◆ Written problem:
Collect every line that includes the string "name".

◆ Data listing:
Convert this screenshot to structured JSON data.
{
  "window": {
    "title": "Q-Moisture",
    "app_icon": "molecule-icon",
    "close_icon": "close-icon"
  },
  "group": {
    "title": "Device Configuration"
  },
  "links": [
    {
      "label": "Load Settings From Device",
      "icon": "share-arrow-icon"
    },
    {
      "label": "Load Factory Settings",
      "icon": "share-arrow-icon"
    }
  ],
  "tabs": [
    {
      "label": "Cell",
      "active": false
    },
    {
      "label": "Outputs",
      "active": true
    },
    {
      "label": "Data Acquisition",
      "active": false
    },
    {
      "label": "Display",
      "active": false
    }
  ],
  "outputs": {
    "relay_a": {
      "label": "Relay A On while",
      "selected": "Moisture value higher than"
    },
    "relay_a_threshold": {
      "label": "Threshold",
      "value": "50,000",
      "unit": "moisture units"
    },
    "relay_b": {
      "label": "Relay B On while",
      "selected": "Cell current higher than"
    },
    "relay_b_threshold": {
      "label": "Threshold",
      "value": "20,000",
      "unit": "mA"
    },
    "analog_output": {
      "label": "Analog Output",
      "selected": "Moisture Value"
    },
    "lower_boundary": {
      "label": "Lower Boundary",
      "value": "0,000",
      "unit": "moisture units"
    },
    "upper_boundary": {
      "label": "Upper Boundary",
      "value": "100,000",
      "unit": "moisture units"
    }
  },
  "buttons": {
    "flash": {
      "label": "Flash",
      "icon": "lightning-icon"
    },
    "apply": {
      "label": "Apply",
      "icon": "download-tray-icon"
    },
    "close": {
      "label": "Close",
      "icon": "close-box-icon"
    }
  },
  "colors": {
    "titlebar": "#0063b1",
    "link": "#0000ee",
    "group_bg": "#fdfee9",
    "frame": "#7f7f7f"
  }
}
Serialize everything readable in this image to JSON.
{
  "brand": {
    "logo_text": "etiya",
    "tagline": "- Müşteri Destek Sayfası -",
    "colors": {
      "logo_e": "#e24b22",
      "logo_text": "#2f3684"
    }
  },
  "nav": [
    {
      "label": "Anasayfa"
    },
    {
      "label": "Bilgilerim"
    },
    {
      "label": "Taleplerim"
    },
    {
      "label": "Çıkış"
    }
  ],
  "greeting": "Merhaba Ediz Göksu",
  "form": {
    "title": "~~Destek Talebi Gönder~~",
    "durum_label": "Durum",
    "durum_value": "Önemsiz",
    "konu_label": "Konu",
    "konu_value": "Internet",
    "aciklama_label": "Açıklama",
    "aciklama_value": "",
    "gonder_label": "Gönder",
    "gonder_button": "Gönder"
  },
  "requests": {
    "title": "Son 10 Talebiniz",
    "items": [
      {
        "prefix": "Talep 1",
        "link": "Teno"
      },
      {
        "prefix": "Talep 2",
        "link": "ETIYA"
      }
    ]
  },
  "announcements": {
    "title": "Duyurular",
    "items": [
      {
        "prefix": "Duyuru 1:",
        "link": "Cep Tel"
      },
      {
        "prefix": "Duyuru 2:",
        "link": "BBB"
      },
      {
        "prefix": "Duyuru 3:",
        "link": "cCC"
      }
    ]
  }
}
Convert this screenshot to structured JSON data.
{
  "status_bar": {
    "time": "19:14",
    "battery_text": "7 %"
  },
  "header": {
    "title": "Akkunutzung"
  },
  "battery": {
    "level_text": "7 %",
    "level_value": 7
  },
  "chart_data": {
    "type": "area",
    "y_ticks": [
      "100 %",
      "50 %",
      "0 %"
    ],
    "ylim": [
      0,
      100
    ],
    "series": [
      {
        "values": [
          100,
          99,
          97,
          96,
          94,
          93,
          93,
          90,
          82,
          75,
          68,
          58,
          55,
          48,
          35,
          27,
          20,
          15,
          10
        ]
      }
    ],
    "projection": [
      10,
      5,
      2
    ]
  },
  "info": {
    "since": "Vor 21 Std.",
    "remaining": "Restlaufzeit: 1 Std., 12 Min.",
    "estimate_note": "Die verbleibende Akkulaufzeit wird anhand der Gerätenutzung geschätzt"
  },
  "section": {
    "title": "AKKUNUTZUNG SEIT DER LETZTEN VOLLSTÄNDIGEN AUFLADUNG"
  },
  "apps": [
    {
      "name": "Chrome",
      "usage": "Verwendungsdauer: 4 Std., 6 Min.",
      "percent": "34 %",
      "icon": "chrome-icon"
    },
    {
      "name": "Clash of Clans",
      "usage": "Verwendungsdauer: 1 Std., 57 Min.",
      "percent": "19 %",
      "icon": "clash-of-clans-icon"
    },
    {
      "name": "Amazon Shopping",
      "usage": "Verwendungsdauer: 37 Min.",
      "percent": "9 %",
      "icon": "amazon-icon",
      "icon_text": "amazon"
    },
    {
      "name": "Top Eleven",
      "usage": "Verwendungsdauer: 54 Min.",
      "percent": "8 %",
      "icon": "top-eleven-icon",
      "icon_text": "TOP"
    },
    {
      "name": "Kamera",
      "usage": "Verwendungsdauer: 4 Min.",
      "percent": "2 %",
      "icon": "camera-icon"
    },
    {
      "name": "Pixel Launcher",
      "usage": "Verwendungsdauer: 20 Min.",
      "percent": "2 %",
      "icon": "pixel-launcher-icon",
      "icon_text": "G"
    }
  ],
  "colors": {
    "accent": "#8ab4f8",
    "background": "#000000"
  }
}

◆ Result for this exercise:
      "name": "Chrome",
      "name": "Clash of Clans",
      "name": "Amazon Shopping",
      "name": "Top Eleven",
      "name": "Kamera",
      "name": "Pixel Launcher",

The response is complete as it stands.